YOUR GOAL → Say how many lines include "JSON", with no words around the number.

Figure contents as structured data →
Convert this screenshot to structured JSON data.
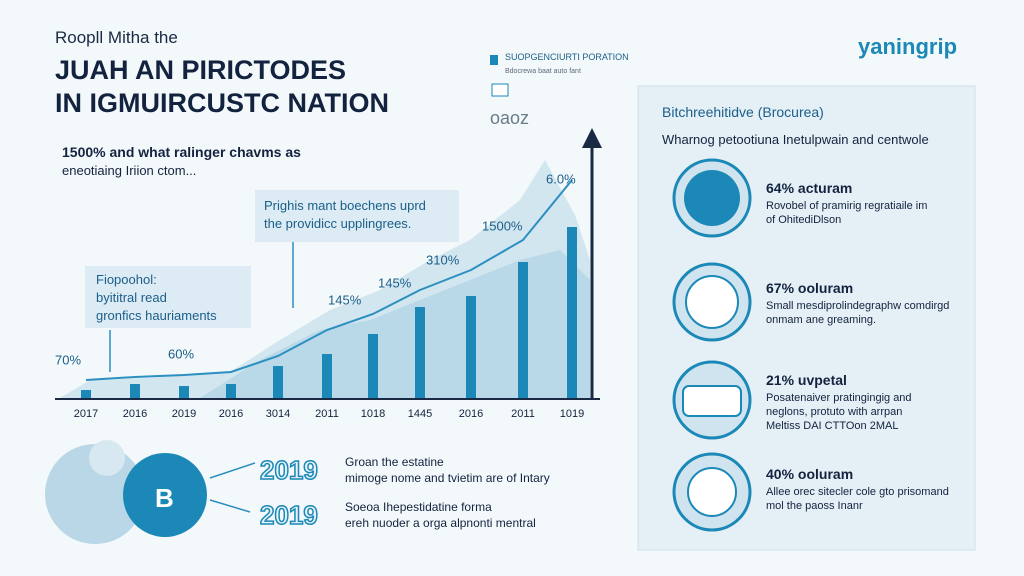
{
  "header": {
    "kicker": "Roopll Mitha the",
    "title_line1": "JUAH AN PIRICTODES",
    "title_line2": "IN IGMUIRCUSTC NATION",
    "logo": "yaningrip",
    "badge_title": "SUOPGENCIURTI PORATION",
    "badge_text": "Bdocrewa baat auto fant",
    "code": "oaoz"
  },
  "intro": {
    "line1": "1500% and what ralinger chavms as",
    "line2": "eneotiaing Iriion ctom..."
  },
  "callouts": [
    {
      "line1": "Prighis mant boechens uprd",
      "line2": "the providicc upplingrees."
    },
    {
      "line1": "Fiopoohol:",
      "line2": "byititral read",
      "line3": "gronfics hauriaments"
    }
  ],
  "chart": {
    "categories": [
      "2017",
      "2016",
      "2019",
      "2016",
      "3014",
      "2011",
      "1018",
      "1445",
      "2016",
      "2011",
      "1019"
    ],
    "values": [
      8,
      14,
      12,
      14,
      32,
      44,
      64,
      91,
      102,
      136,
      171
    ],
    "color": "#1b88b8",
    "annotations": [
      "70%",
      "60%",
      "145%",
      "145%",
      "310%",
      "1500%",
      "6.0%"
    ]
  },
  "panel": {
    "title": "Bitchreehitidve (Brocurea)",
    "subtitle": "Wharnog petootiuna Inetulpwain and centwole",
    "items": [
      {
        "stat": "64% acturam",
        "line1": "Rovobel of pramirig regratiaile im",
        "line2": "of OhitediDlson"
      },
      {
        "stat": "67% ooluram",
        "line1": "Small mesdiprolindegraphw comdirgd",
        "line2": "onmam ane greaming."
      },
      {
        "stat": "21% uvpetal",
        "line1": "Posatenaiver pratingingig and",
        "line2": "neglons, protuto with arrpan",
        "line3": "Meltiss DAI CTTOon 2MAL"
      },
      {
        "stat": "40% ooluram",
        "line1": "Allee orec sitecler cole gto prisomand",
        "line2": "mol the paoss Inanr"
      }
    ]
  },
  "bottom": {
    "circle_letter": "B",
    "rows": [
      {
        "year": "2019",
        "line1": "Groan the estatine",
        "line2": "mimoge nome and tvietim are of Intary"
      },
      {
        "year": "2019",
        "line1": "Soeoa Ihepestidatine forma",
        "line2": "ereh nuoder a orga alpnonti mentral"
      }
    ]
  }
}
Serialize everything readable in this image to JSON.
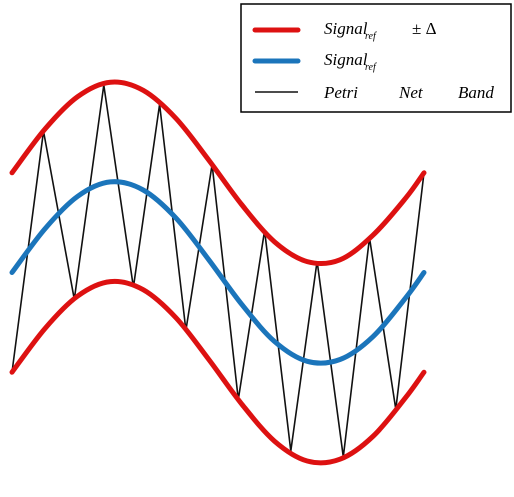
{
  "chart_data": {
    "type": "line",
    "title": "",
    "xlabel": "",
    "ylabel": "",
    "axes_visible": false,
    "grid": false,
    "legend_position": "top-right",
    "x_range": [
      0,
      6.28
    ],
    "y_range": [
      -2.4,
      2.4
    ],
    "delta": 1.1,
    "colors": {
      "band": "#dd1111",
      "reference": "#1b75bb",
      "petri": "#111111"
    },
    "legend": {
      "band": {
        "label": "Signal",
        "subscript": "ref",
        "suffix": "± Δ"
      },
      "reference": {
        "label": "Signal",
        "subscript": "ref"
      },
      "petri": {
        "words": [
          "Petri",
          "Net",
          "Band"
        ]
      }
    },
    "series": [
      {
        "key": "upper",
        "x": [
          0,
          0.5,
          1,
          1.5,
          2,
          2.5,
          3,
          3.5,
          4,
          4.5,
          5,
          5.5,
          6,
          6.28
        ],
        "y": [
          1.1,
          1.58,
          1.94,
          2.1,
          2.01,
          1.7,
          1.24,
          0.75,
          0.34,
          0.12,
          0.14,
          0.41,
          0.82,
          1.1
        ]
      },
      {
        "key": "reference",
        "x": [
          0,
          0.5,
          1,
          1.5,
          2,
          2.5,
          3,
          3.5,
          4,
          4.5,
          5,
          5.5,
          6,
          6.28
        ],
        "y": [
          0,
          0.48,
          0.84,
          1.0,
          0.91,
          0.6,
          0.14,
          -0.35,
          -0.76,
          -0.98,
          -0.96,
          -0.71,
          -0.28,
          0
        ]
      },
      {
        "key": "lower",
        "x": [
          0,
          0.5,
          1,
          1.5,
          2,
          2.5,
          3,
          3.5,
          4,
          4.5,
          5,
          5.5,
          6,
          6.28
        ],
        "y": [
          -1.1,
          -0.62,
          -0.26,
          -0.1,
          -0.19,
          -0.5,
          -0.96,
          -1.45,
          -1.86,
          -2.08,
          -2.06,
          -1.81,
          -1.38,
          -1.1
        ]
      }
    ],
    "petri_net_vertices": [
      {
        "x": 0.0,
        "side": "lower"
      },
      {
        "x": 0.48,
        "side": "upper"
      },
      {
        "x": 0.95,
        "side": "lower"
      },
      {
        "x": 1.4,
        "side": "upper"
      },
      {
        "x": 1.85,
        "side": "lower"
      },
      {
        "x": 2.25,
        "side": "upper"
      },
      {
        "x": 2.65,
        "side": "lower"
      },
      {
        "x": 3.05,
        "side": "upper"
      },
      {
        "x": 3.45,
        "side": "lower"
      },
      {
        "x": 3.85,
        "side": "upper"
      },
      {
        "x": 4.25,
        "side": "lower"
      },
      {
        "x": 4.65,
        "side": "upper"
      },
      {
        "x": 5.05,
        "side": "lower"
      },
      {
        "x": 5.45,
        "side": "upper"
      },
      {
        "x": 5.85,
        "side": "lower"
      },
      {
        "x": 6.28,
        "side": "upper"
      }
    ]
  }
}
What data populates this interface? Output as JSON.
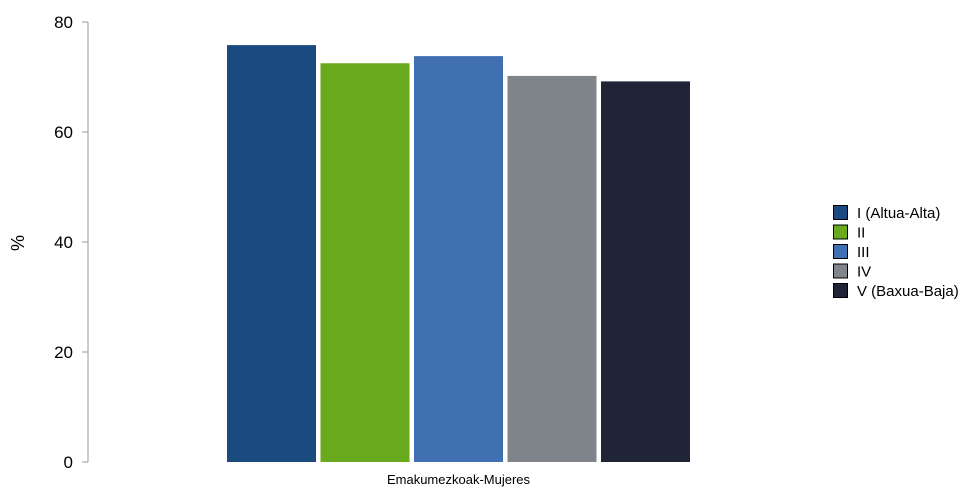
{
  "chart_data": {
    "type": "bar",
    "categories": [
      "Emakumezkoak-Mujeres"
    ],
    "series": [
      {
        "name": "I (Altua-Alta)",
        "values": [
          75.8
        ],
        "color": "#1a4a80"
      },
      {
        "name": "II",
        "values": [
          72.5
        ],
        "color": "#68a91d"
      },
      {
        "name": "III",
        "values": [
          73.8
        ],
        "color": "#4070b2"
      },
      {
        "name": "IV",
        "values": [
          70.2
        ],
        "color": "#7f858b"
      },
      {
        "name": "V (Baxua-Baja)",
        "values": [
          69.2
        ],
        "color": "#1f2436"
      }
    ],
    "title": "",
    "xlabel": "",
    "ylabel": "%",
    "ylim": [
      0,
      80
    ],
    "yticks": [
      0,
      20,
      40,
      60,
      80
    ],
    "grid": false,
    "legend_position": "right"
  }
}
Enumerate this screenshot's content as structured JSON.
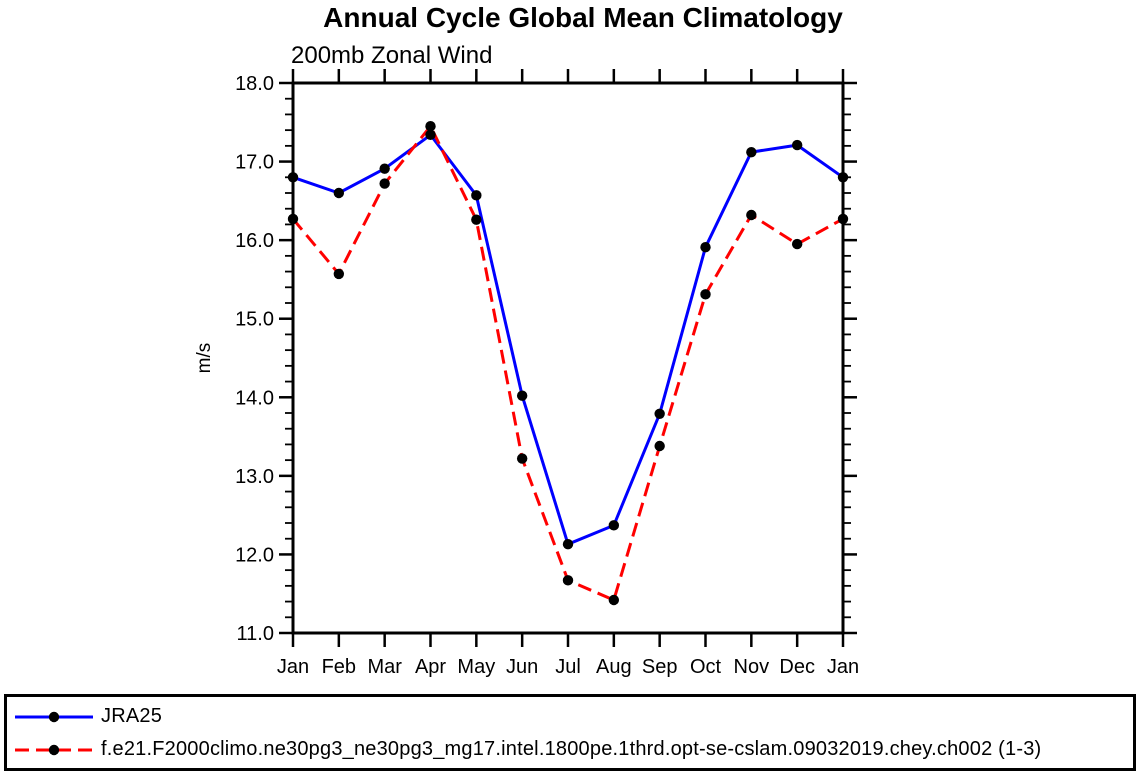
{
  "chart_data": {
    "type": "line",
    "title": "Annual Cycle Global Mean Climatology",
    "subtitle": "200mb Zonal Wind",
    "ylabel": "m/s",
    "xlabel": "",
    "categories": [
      "Jan",
      "Feb",
      "Mar",
      "Apr",
      "May",
      "Jun",
      "Jul",
      "Aug",
      "Sep",
      "Oct",
      "Nov",
      "Dec",
      "Jan"
    ],
    "ylim": [
      11.0,
      18.0
    ],
    "ytick_major_step": 1.0,
    "ytick_minor_step": 0.2,
    "ytick_label_format": "one-decimal",
    "grid": false,
    "legend_position": "bottom-box",
    "axis_color": "#000000",
    "marker": "filled-circle",
    "marker_color": "#000000",
    "series": [
      {
        "name": "JRA25",
        "color": "#0000ff",
        "line_style": "solid",
        "values": [
          16.8,
          16.6,
          16.91,
          17.34,
          16.57,
          14.02,
          12.13,
          12.37,
          13.79,
          15.91,
          17.12,
          17.21,
          16.8
        ]
      },
      {
        "name": "f.e21.F2000climo.ne30pg3_ne30pg3_mg17.intel.1800pe.1thrd.opt-se-cslam.09032019.chey.ch002 (1-3)",
        "color": "#ff0000",
        "line_style": "dashed",
        "values": [
          16.27,
          15.57,
          16.72,
          17.45,
          16.26,
          13.22,
          11.67,
          11.42,
          13.38,
          15.31,
          16.32,
          15.95,
          16.27
        ]
      }
    ]
  }
}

EXERCISE RESULT → 4